====== Information provided

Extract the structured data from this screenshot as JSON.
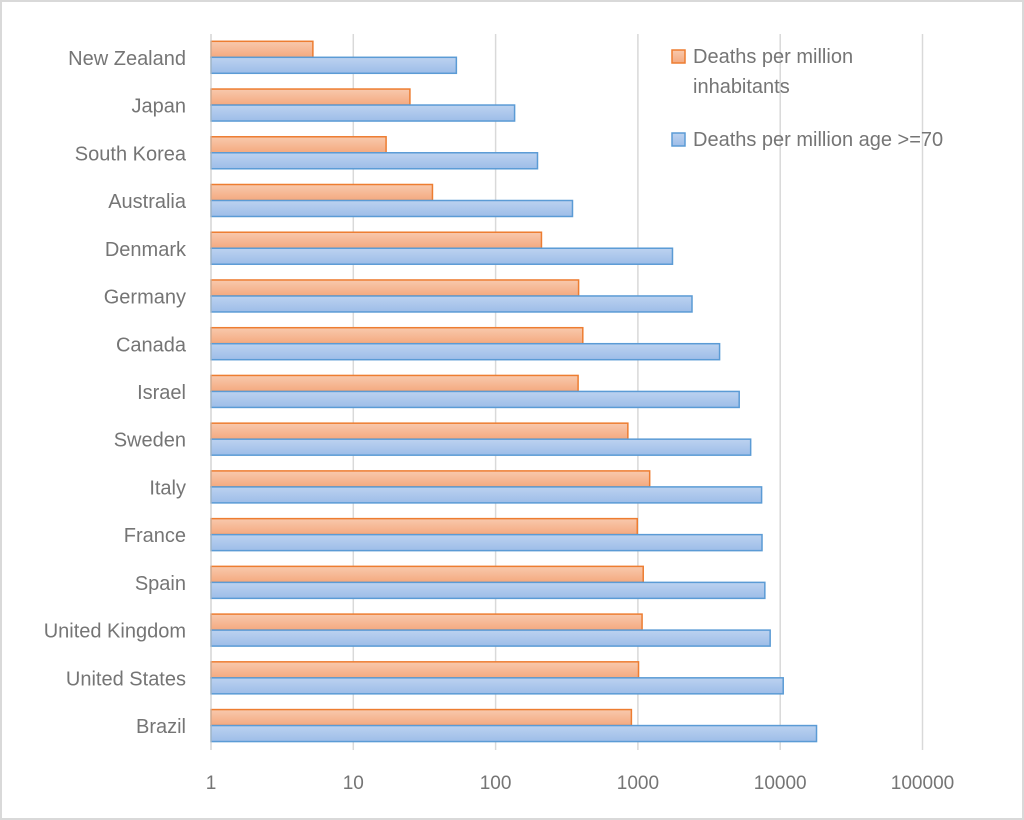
{
  "chart_data": {
    "type": "bar",
    "orientation": "horizontal",
    "title": "",
    "xlabel": "",
    "ylabel": "",
    "xscale": "log",
    "xlim": [
      1,
      100000
    ],
    "grid": true,
    "legend_position": "top-right",
    "x_ticks": [
      "1",
      "10",
      "100",
      "1000",
      "10000",
      "100000"
    ],
    "x_tick_values": [
      1,
      10,
      100,
      1000,
      10000,
      100000
    ],
    "categories": [
      "New Zealand",
      "Japan",
      "South Korea",
      "Australia",
      "Denmark",
      "Germany",
      "Canada",
      "Israel",
      "Sweden",
      "Italy",
      "France",
      "Spain",
      "United Kingdom",
      "United States",
      "Brazil"
    ],
    "series": [
      {
        "name": "Deaths per million inhabitants",
        "legend_lines": [
          "Deaths per million",
          "inhabitants"
        ],
        "color": "#f4b183",
        "edge_color": "#ed7d31",
        "values": [
          5.2,
          25,
          17,
          36,
          210,
          383,
          410,
          380,
          850,
          1210,
          990,
          1090,
          1070,
          1010,
          900
        ]
      },
      {
        "name": "Deaths per million age >=70",
        "legend_lines": [
          "Deaths per million age >=70"
        ],
        "color": "#a9c4eb",
        "edge_color": "#5b9bd5",
        "values": [
          53,
          136,
          197,
          347,
          1750,
          2400,
          3750,
          5150,
          6200,
          7400,
          7450,
          7800,
          8500,
          10500,
          18000
        ]
      }
    ]
  }
}
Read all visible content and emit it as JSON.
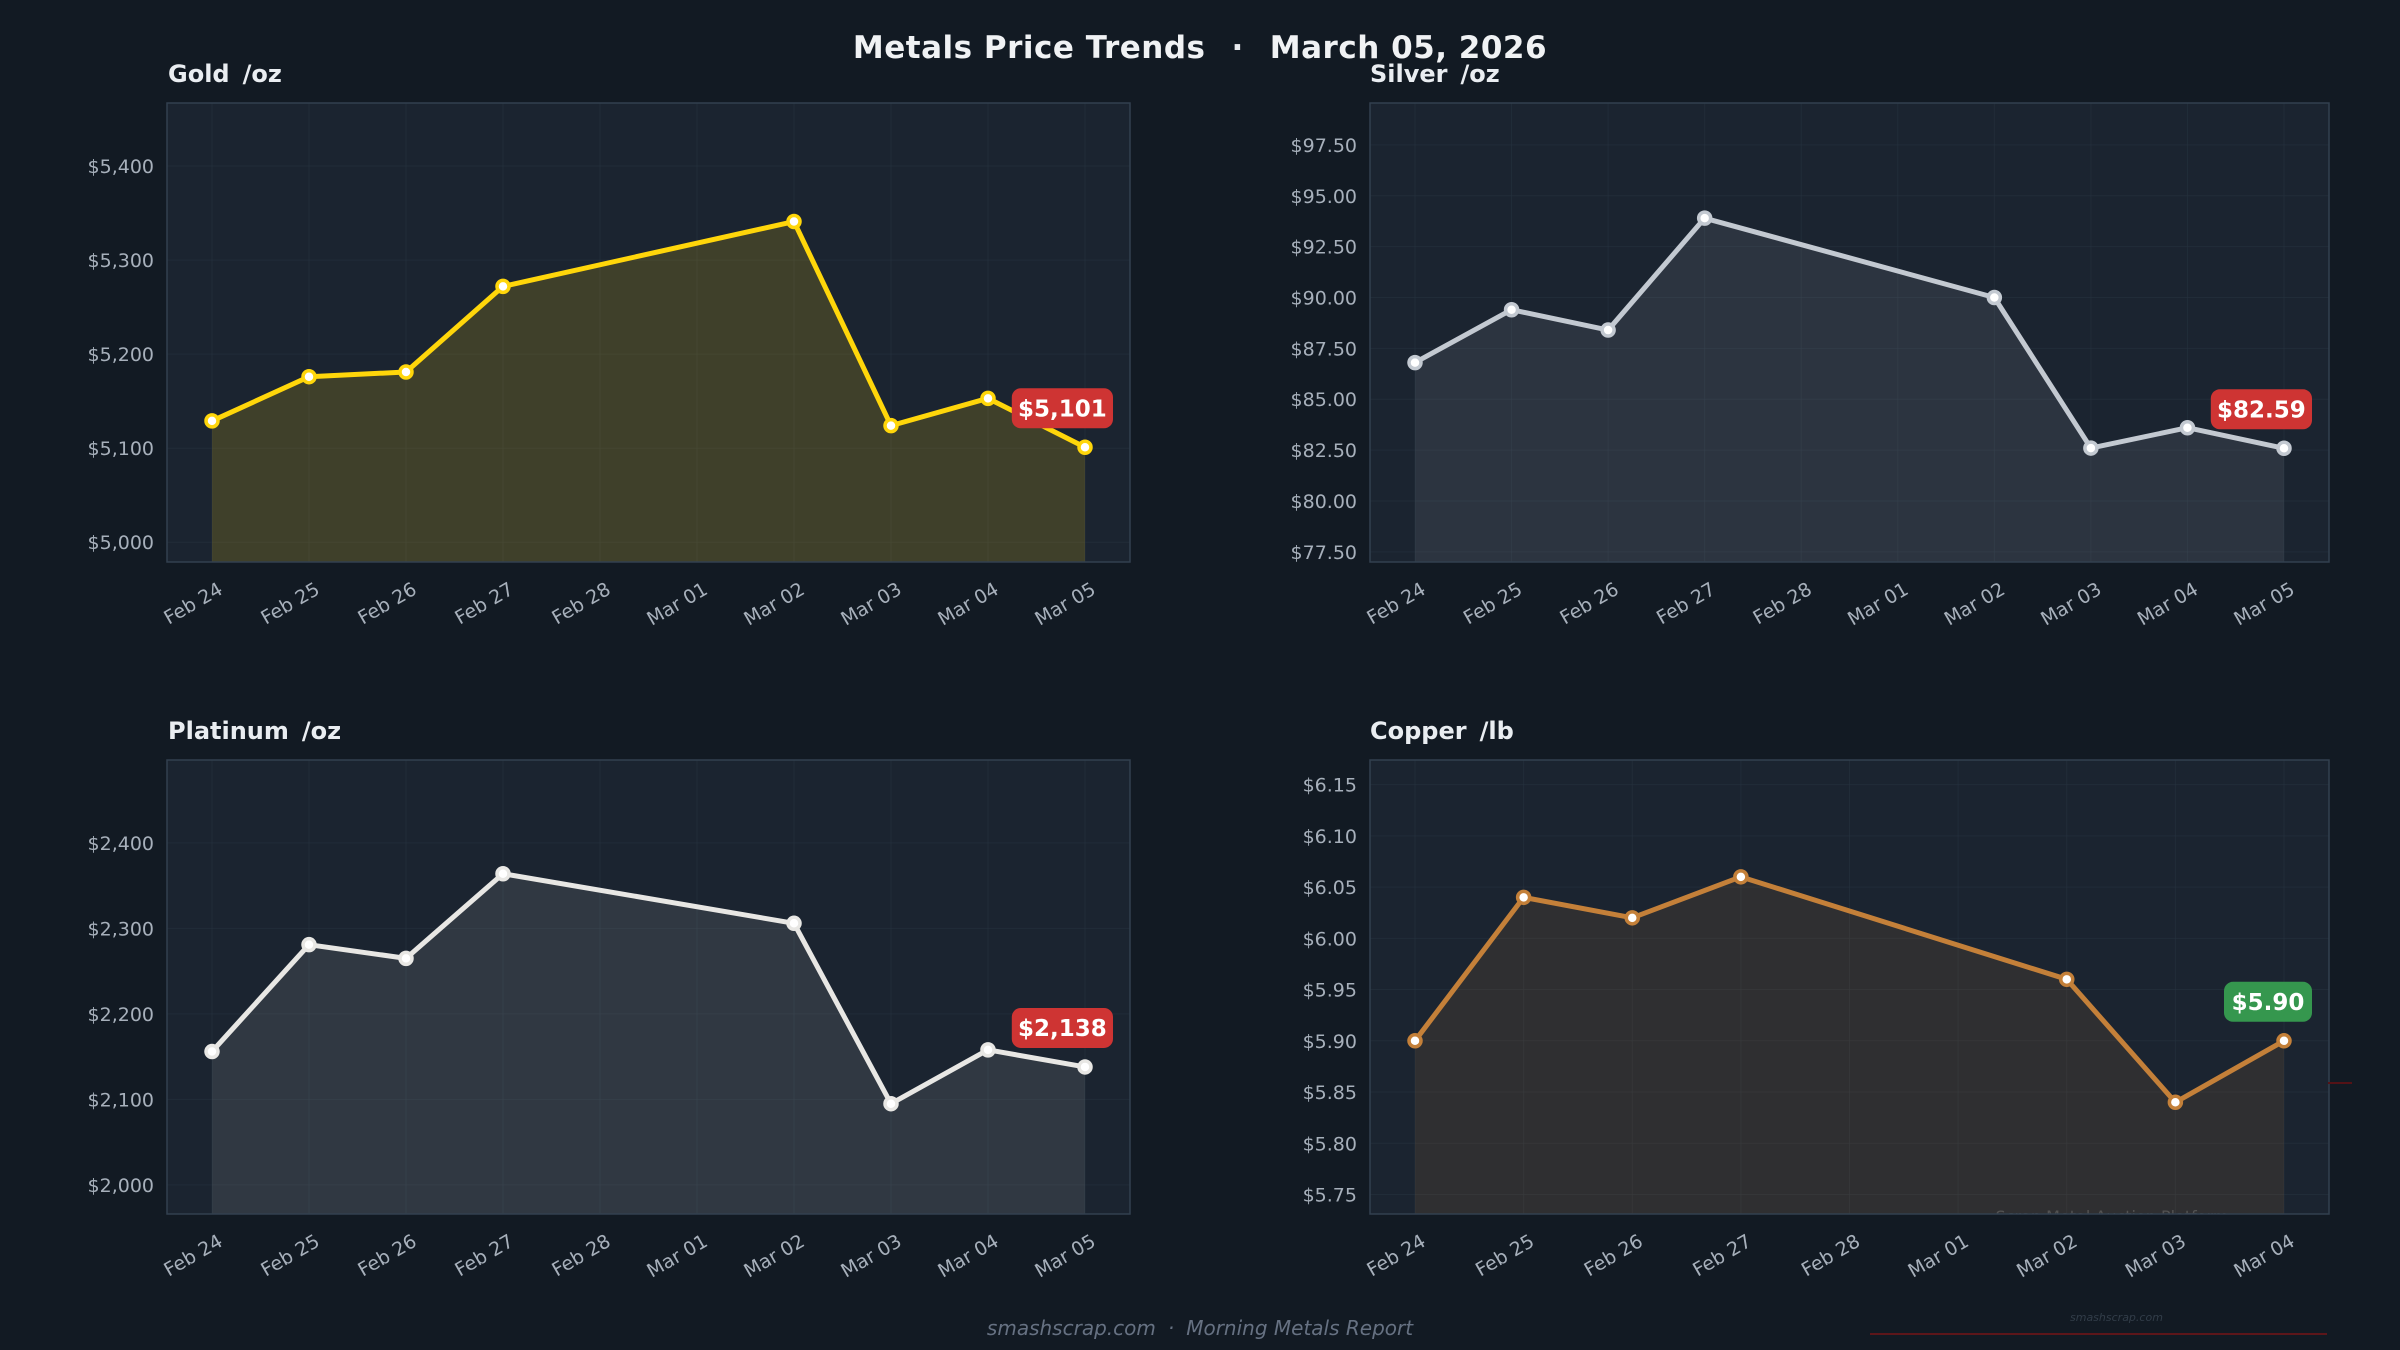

============

Please transcribe the material above exactly as written. Leave the pictures out.

◆ Correct result ◆
Extract the structured data from this screenshot as JSON.
{
  "chart_data": {
    "type": "bar",
    "orientation": "horizontal",
    "title": "",
    "xlabel": "",
    "ylabel": "",
    "xscale": "log",
    "xlim": [
      1,
      100000
    ],
    "grid": true,
    "legend_position": "top-right",
    "x_ticks": [
      "1",
      "10",
      "100",
      "1000",
      "10000",
      "100000"
    ],
    "x_tick_values": [
      1,
      10,
      100,
      1000,
      10000,
      100000
    ],
    "categories": [
      "New Zealand",
      "Japan",
      "South Korea",
      "Australia",
      "Denmark",
      "Germany",
      "Canada",
      "Israel",
      "Sweden",
      "Italy",
      "France",
      "Spain",
      "United Kingdom",
      "United States",
      "Brazil"
    ],
    "series": [
      {
        "name": "Deaths per million inhabitants",
        "legend_lines": [
          "Deaths per million",
          "inhabitants"
        ],
        "color": "#f4b183",
        "edge_color": "#ed7d31",
        "values": [
          5.2,
          25,
          17,
          36,
          210,
          383,
          410,
          380,
          850,
          1210,
          990,
          1090,
          1070,
          1010,
          900
        ]
      },
      {
        "name": "Deaths per million age >=70",
        "legend_lines": [
          "Deaths per million age >=70"
        ],
        "color": "#a9c4eb",
        "edge_color": "#5b9bd5",
        "values": [
          53,
          136,
          197,
          347,
          1750,
          2400,
          3750,
          5150,
          6200,
          7400,
          7450,
          7800,
          8500,
          10500,
          18000
        ]
      }
    ]
  }
}
Read all visible content and emit it as JSON.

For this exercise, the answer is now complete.